### Goal of the exercise
Where a line below holds the string "استواران", copy that line.

Extracted data entries
----------------------------------------

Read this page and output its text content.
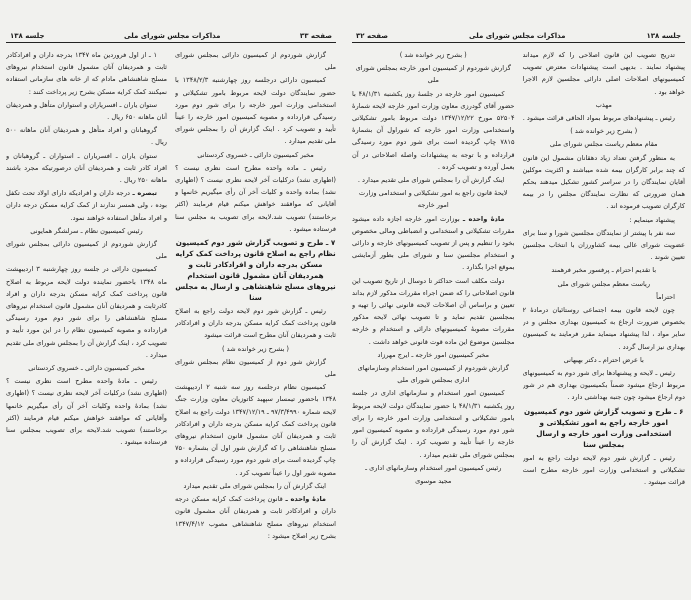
صفحه ۳۳
مذاکرات مجلس شورای ملی
جلسه ۱۳۸

گزارش شوردوم از کمیسیون دارائی بمجلس شورای ملی

کمیسیون دارائی درجلسه روز چهارشنبه ۱۳۴۸/۲/۳ با حضور نمایندگان دولت لایحه مربوط بامور تشکیلاتی و استخدامی وزارت امور خارجه را برای شور دوم مورد رسیدگی قرارداده و مصوبه کمیسیون امور خارجه را عیناً تأیید و تصویب کرد . اینک گزارش آن را بمجلس شورای ملی تقدیم میدارد .

مخبر کمیسیون دارائی ـ خسروی کردستانی

رئیس ـ ماده واحده مطرح است نظری نیست ؟ (اظهاری نشد) درکلیات آخر لایحه نظری نیست ؟ (اظهاری نشد) بماده واحده و کلیات آخر آن رأی میگیریم خانمها و آقایانی که موافقند خواهش میکنم قیام فرمایند (اکثر برخاستند) تصویب شد.لایحه برای تصویب به مجلس سنا فرستاده میشود .

۷ ـ طرح و تصویب گزارش شور دوم کمیسیون نظام راجع به اصلاح قانون پرداخت کمک کرایه مسکن بدرجه داران و افرادکادر ثابت و همردیفان آنان مشمول قانون استخدام نیروهای مسلح شاهنشاهی و ارسال به مجلس سنا

رئیس ـ گزارش شور دوم لایحه دولت راجع به اصلاح قانون پرداخت کمک کرایه مسکن بدرجه داران و افرادکادر ثابت و همردیفان آنان مطرح است قرائت میشود

( بشرح زیر خوانده شد )

گزارش شور دوم از کمیسیون نظام بمجلس شورای ملی

کمیسیون نظام درجلسه روز سه شنبه ۲ اردیبهشت ۱۳۴۸ باحضور تیمسار سپهبد کاتوزیان معاون وزارت جنگ لایحه شماره ۹۷/۳/۴۹۹۰ ـ ۱۳۴۷/۱۲/۱۹ دولت راجع به اصلاح قانون پرداخت کمک کرایه مسکن بدرجه داران و افرادکادر ثابت و همردیفان آنان مشمول قانون استخدام نیروهای مسلح شاهنشاهی را که گزارش شور اول آن بشماره ۷۵۰ چاپ گردیده است برای شور دوم مورد رسیدگی قرارداده و مصوبه شور اول را عیناً تصویب کرد .

اینک گزارش آن را بمجلس شورای ملی تقدیم میدارد

مادهٔ واحده ـ قانون پرداخت کمک کرایه مسکن درجه داران و افرادکادر ثابت و همردیفان آنان مشمول قانون استخدام نیروهای مسلح شاهنشاهی مصوب ۱۳۴۷/۴/۱۲ بشرح زیر اصلاح میشود :

۱ ـ از اول فروردین ماه ۱۳۴۷ بدرجه داران و افرادکادر ثابت و همردیفان آنان مشمول قانون استخدام نیروهای مسلح شاهنشاهی مادام که از خانه های سازمانی استفاده نمیکنند کمک کرایه مسکن بشرح زیر پرداخت کنند :

ستوان یاران ـ افسریاران و استواران متأهل و همردیفان آنان ماهانه ۶۵۰ ریال .

گروهبانان و افراد متأهل و همردیفان آنان ماهانه ۵۰۰ ریال .

ستوان یاران ـ افسریاران ـ استواران ـ گروهبانان و افراد کادر ثابت و همردیفان آنان درصورتیکه مجرد باشند ماهانه ۲۵۰ ریال .

تبصره ـ درجه داران و افرادیکه دارای اولاد تحت تکفل بوده ، ولی همسر ندارند از کمک کرایه مسکن درجه داران و افراد متأهل استفاده خواهند نمود.

رئیس کمیسیون نظام ـ سرلشگر همایونی

گزارش شوردوم از کمیسیون دارائی بمجلس شورای ملی

کمیسیون دارائی در جلسه روز چهارشنبه ۳ اردیبهشت ماه ۱۳۴۸ باحضور نماینده دولت لایحه مربوط به اصلاح قانون پرداخت کمک کرایه مسکن بدرجه داران و افراد کادرثابت و همردیفان آنان مشمول قانون استخدام نیروهای مسلح شاهنشاهی را برای شور دوم مورد رسیدگی قرارداده و مصوبه کمیسیون نظام را در این مورد تأیید و تصویب کرد ، اینک گزارش آن را بمجلس شورای ملی تقدیم میدارد .

مخبر کمیسیون دارائی ـ خسروی کردستانی

رئیس ـ مادهٔ واحده مطرح است نظری نیست ؟ (اظهاری نشد) درکلیات آخر لایحه نظری نیست ؟ (اظهاری نشد) بمادهٔ واحده وکلیات آخر آن رأی میگیریم خانمها وآقایانی که موافقند خواهش میکنم قیام فرمایند (اکثر برخاستند) تصویب شد.لایحه برای تصویب بمجلس سنا فرستاده میشود .

جلسه ۱۳۸
مذاکرات مجلس شورای ملی
صفحه ۳۲

تدریج تصویب این قانون اصلاحی را که لازم میداند پیشنهاد نمایند . بدیهی است پیشنهادات معترض تصویب کمیسیونهای اصلاحات اصلی دارائی مجلسین لازم الاجرا خواهد بود .

مهذب

رئیس ـ پیشنهادهای مربوط بمواد الحاقی قرائت میشود .

( بشرح زیر خوانده شد )

مقام معظم ریاست مجلس شورای ملی

به منظور گرفتن تعداد زیاد دهقانان مشمول این قانون که چند برابر کارگران بیمه شده میباشند و اکثریت موکلین آقایان نمایندگان را در سراسر کشور تشکیل میدهند بحکم همان ضرورتی که نظارت نمایندگان مجلس را در بیمه کارگران تصویب فرموده اند .

پیشنهاد مینمایم :

سه نفر با پیشتر از نمایندگان مجلسین شورا و سنا برای عضویت شورای عالی بیمه کشاورزان با انتخاب مجلسین تعیین شوند .

با تقدیم احترام ـ پرفسور مخبر فرهمند

ریاست معظم مجلس شورای ملی

احتراماً

چون لایحه قانون بیمه اجتماعی روستائیان درمادهٔ ۲ بخصوص ضرورت ارجاع به کمیسیون بهداری مجلس و در سایر مواد ، لذا پیشنهاد مینماید مقرر فرمایند به کمیسیون بهداری نیز ارسال گردد .

با عرض احترام ـ دکتر بهبهانی

رئیس ـ لایحه و پیشنهادها برای شور دوم به کمیسیونهای مربوط ارجاع میشود ضمناً بکمیسیون بهداری هم در شور دوم ارجاع میشود چون جنبه بهداشتی دارد .

۶ ـ طرح و تصویب گزارش شور دوم کمیسیون امور خارجه راجع به امور تشکیلاتی و استخدامی وزارت امور خارجه و ارسال بمجلس سنا

رئیس ـ گزارش شور دوم لایحه دولت راجع به امور تشکیلاتی و استخدامی وزارت امور خارجه مطرح است قرائت میشود .

( بشرح زیر خوانده شد )

گزارش شوردوم از کمیسیون امور خارجه بمجلس شورای ملی

کمیسیون امور خارجه در جلسهٔ روز یکشنبه ۴۸/۱/۳۱ با حضور آقای گودرزی معاون وزارت امور خارجه لایحه شمارهٔ ۵۲۵۰۴ مورخ ۱۳۴۷/۱۲/۲۲ دولت مربوط بامور تشکیلاتی واستخدامی وزارت امور خارجه که شوراول آن بشمارهٔ ۷۸۱۵ چاپ گردیده است برای شور دوم مورد رسیدگی قرارداده و با توجه به پیشنهادات واصله اصلاحاتی در آن بعمل آورده و تصویب کرده .

اینک گزارش آن را بمجلس شورای ملی تقدیم میدارد .

لایحهٔ قانون راجع به امور تشکیلاتی و استخدامی وزارت امور خارجه

مادهٔ واحده ـ بوزارت امور خارجه اجازه داده میشود مقررات تشکیلاتی و استخدامی و انضباطی ومالی مخصوص بخود را تنظیم و پس از تصویب کمیسیونهای خارجه و دارائی و استخدام مجلسین سنا و شورای ملی بطور آزمایشی بموقع اجرا بگذارد .

دولت مکلف است حداکثر تا دوسال از تاریخ تصویب این قانون اصلاحاتی را که ضمن اجراء مقررات مذکور لازم بداند تعیین و براساس آن اصلاحات لایحه قانونی نهائی را تهیه و بمجلسین تقدیم نماید و تا تصویب نهائی لایحه مذکور مقررات مصوبهٔ کمیسیونهای دارائی و استخدام و خارجه مجلسین موضوع این ماده قوت قانونی خواهد داشت .

مخبر کمیسیون امور خارجه ـ ایرج مهرزاد

گزارش شوردوم از کمیسیون امور استخدام وسازمانهای اداری بمجلس شورای ملی

کمیسیون امور استخدام و سازمانهای اداری در جلسه روز یکشنبه ۴۸/۱/۳۱ با حضور نمایندگان دولت لایحه مربوط بامور تشکیلاتی و استخدامی وزارت امور خارجه را برای شور دوم مورد رسیدگی قرارداده و مصوبه کمیسیون امور خارجه را عیناً تأیید و تصویب کرد . اینک گزارش آن را بمجلس شورای ملی تقدیم میدارد .

رئیس کمیسیون امور استخدام وسازمانهای اداری ـ

مجید موسوی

----------------------------------------

### Task solution
ستوان یاران ـ افسریاران و استواران متأهل و همردیفان آنان ماهانه ۶۵۰ ریال .
ستوان یاران ـ افسریاران ـ استواران ـ گروهبانان و افراد کادر ثابت و همردیفان آنان درصورتیکه مجرد باشند ماهانه ۲۵۰ ریال .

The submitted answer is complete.